» Instruction:
Return the records in full, exactly as given.

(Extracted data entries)
==========

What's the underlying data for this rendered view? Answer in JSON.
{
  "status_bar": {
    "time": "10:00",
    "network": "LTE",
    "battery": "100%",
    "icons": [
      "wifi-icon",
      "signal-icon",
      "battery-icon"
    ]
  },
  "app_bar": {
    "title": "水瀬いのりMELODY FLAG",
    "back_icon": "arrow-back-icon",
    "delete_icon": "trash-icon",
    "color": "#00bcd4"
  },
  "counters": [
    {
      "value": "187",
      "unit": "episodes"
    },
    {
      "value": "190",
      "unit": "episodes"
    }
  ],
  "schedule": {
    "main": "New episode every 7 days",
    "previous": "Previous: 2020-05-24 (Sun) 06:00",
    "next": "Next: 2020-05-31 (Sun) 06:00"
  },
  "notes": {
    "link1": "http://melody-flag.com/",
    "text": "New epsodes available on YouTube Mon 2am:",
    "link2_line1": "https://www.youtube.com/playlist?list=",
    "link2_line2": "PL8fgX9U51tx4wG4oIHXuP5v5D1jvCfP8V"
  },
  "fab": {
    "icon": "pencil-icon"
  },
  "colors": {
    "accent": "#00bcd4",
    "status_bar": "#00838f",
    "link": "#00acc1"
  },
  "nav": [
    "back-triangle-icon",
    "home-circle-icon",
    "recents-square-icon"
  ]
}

==========

» Solution for this task:
What's the underlying data for this rendered view? Answer in JSON.
{
  "status_bar": {
    "time": "10:00",
    "network": "LTE",
    "battery": "100%",
    "icons": [
      "wifi-icon",
      "signal-icon",
      "battery-icon"
    ]
  },
  "app_bar": {
    "title": "水瀬いのりMELODY FLAG",
    "back_icon": "arrow-back-icon",
    "delete_icon": "trash-icon",
    "color": "#00bcd4"
  },
  "counters": [
    {
      "value": "187",
      "unit": "episodes"
    },
    {
      "value": "190",
      "unit": "episodes"
    }
  ],
  "schedule": {
    "main": "New episode every 7 days",
    "previous": "Previous: 2020-05-24 (Sun) 06:00",
    "next": "Next: 2020-05-31 (Sun) 06:00"
  },
  "notes": {
    "link1": "http://melody-flag.com/",
    "text": "New epsodes available on YouTube Mon 2am:",
    "link2_line1": "https://www.youtube.com/playlist?list=",
    "link2_line2": "PL8fgX9U51tx4wG4oIHXuP5v5D1jvCfP8V"
  },
  "fab": {
    "icon": "pencil-icon"
  },
  "colors": {
    "accent": "#00bcd4",
    "status_bar": "#00838f",
    "link": "#00acc1"
  },
  "nav": [
    "back-triangle-icon",
    "home-circle-icon",
    "recents-square-icon"
  ]
}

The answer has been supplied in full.